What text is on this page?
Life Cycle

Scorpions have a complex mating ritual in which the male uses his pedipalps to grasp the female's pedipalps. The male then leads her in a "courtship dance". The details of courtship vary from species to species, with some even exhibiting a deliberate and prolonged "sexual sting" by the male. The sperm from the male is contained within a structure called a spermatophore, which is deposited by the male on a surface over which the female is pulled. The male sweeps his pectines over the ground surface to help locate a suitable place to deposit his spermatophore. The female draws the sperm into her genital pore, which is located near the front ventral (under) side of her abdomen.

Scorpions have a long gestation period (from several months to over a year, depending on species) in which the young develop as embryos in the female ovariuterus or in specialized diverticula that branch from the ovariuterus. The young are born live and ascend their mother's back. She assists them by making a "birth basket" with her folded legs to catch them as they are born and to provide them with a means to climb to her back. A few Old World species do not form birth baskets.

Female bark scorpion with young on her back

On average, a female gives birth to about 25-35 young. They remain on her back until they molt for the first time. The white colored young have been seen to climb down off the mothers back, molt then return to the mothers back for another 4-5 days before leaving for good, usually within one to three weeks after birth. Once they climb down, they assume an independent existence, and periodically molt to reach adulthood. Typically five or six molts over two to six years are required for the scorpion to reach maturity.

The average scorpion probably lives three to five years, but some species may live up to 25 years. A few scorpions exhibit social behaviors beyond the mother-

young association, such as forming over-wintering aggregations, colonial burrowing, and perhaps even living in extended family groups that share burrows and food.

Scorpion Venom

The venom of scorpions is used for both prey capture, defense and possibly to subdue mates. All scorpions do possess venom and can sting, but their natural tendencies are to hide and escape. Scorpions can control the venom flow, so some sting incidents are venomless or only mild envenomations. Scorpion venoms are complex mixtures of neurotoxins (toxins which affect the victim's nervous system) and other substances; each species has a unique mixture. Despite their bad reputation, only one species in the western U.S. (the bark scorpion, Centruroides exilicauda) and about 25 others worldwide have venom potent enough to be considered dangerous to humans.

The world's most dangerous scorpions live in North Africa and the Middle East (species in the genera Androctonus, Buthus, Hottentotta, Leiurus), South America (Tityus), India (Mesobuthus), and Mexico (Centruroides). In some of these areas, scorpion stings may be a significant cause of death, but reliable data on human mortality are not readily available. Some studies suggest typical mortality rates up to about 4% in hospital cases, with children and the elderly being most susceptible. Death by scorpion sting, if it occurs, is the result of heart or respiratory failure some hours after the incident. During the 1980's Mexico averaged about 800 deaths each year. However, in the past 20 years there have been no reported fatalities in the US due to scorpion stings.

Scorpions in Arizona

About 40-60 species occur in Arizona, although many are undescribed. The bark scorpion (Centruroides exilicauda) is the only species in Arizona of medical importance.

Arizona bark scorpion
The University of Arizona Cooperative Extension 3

--

Activity
Without skipping a line, retype the full listing.

Finished task
What text is on this page?
Life Cycle

Scorpions have a complex mating ritual in which the male uses his pedipalps to grasp the female's pedipalps. The male then leads her in a "courtship dance". The details of courtship vary from species to species, with some even exhibiting a deliberate and prolonged "sexual sting" by the male. The sperm from the male is contained within a structure called a spermatophore, which is deposited by the male on a surface over which the female is pulled. The male sweeps his pectines over the ground surface to help locate a suitable place to deposit his spermatophore. The female draws the sperm into her genital pore, which is located near the front ventral (under) side of her abdomen.

Scorpions have a long gestation period (from several months to over a year, depending on species) in which the young develop as embryos in the female ovariuterus or in specialized diverticula that branch from the ovariuterus. The young are born live and ascend their mother's back. She assists them by making a "birth basket" with her folded legs to catch them as they are born and to provide them with a means to climb to her back. A few Old World species do not form birth baskets.

Female bark scorpion with young on her back

On average, a female gives birth to about 25-35 young. They remain on her back until they molt for the first time. The white colored young have been seen to climb down off the mothers back, molt then return to the mothers back for another 4-5 days before leaving for good, usually within one to three weeks after birth. Once they climb down, they assume an independent existence, and periodically molt to reach adulthood. Typically five or six molts over two to six years are required for the scorpion to reach maturity.

The average scorpion probably lives three to five years, but some species may live up to 25 years. A few scorpions exhibit social behaviors beyond the mother-

young association, such as forming over-wintering aggregations, colonial burrowing, and perhaps even living in extended family groups that share burrows and food.

Scorpion Venom

The venom of scorpions is used for both prey capture, defense and possibly to subdue mates. All scorpions do possess venom and can sting, but their natural tendencies are to hide and escape. Scorpions can control the venom flow, so some sting incidents are venomless or only mild envenomations. Scorpion venoms are complex mixtures of neurotoxins (toxins which affect the victim's nervous system) and other substances; each species has a unique mixture. Despite their bad reputation, only one species in the western U.S. (the bark scorpion, Centruroides exilicauda) and about 25 others worldwide have venom potent enough to be considered dangerous to humans.

The world's most dangerous scorpions live in North Africa and the Middle East (species in the genera Androctonus, Buthus, Hottentotta, Leiurus), South America (Tityus), India (Mesobuthus), and Mexico (Centruroides). In some of these areas, scorpion stings may be a significant cause of death, but reliable data on human mortality are not readily available. Some studies suggest typical mortality rates up to about 4% in hospital cases, with children and the elderly being most susceptible. Death by scorpion sting, if it occurs, is the result of heart or respiratory failure some hours after the incident. During the 1980's Mexico averaged about 800 deaths each year. However, in the past 20 years there have been no reported fatalities in the US due to scorpion stings.

Scorpions in Arizona

About 40-60 species occur in Arizona, although many are undescribed. The bark scorpion (Centruroides exilicauda) is the only species in Arizona of medical importance.

Arizona bark scorpion
The University of Arizona Cooperative Extension 3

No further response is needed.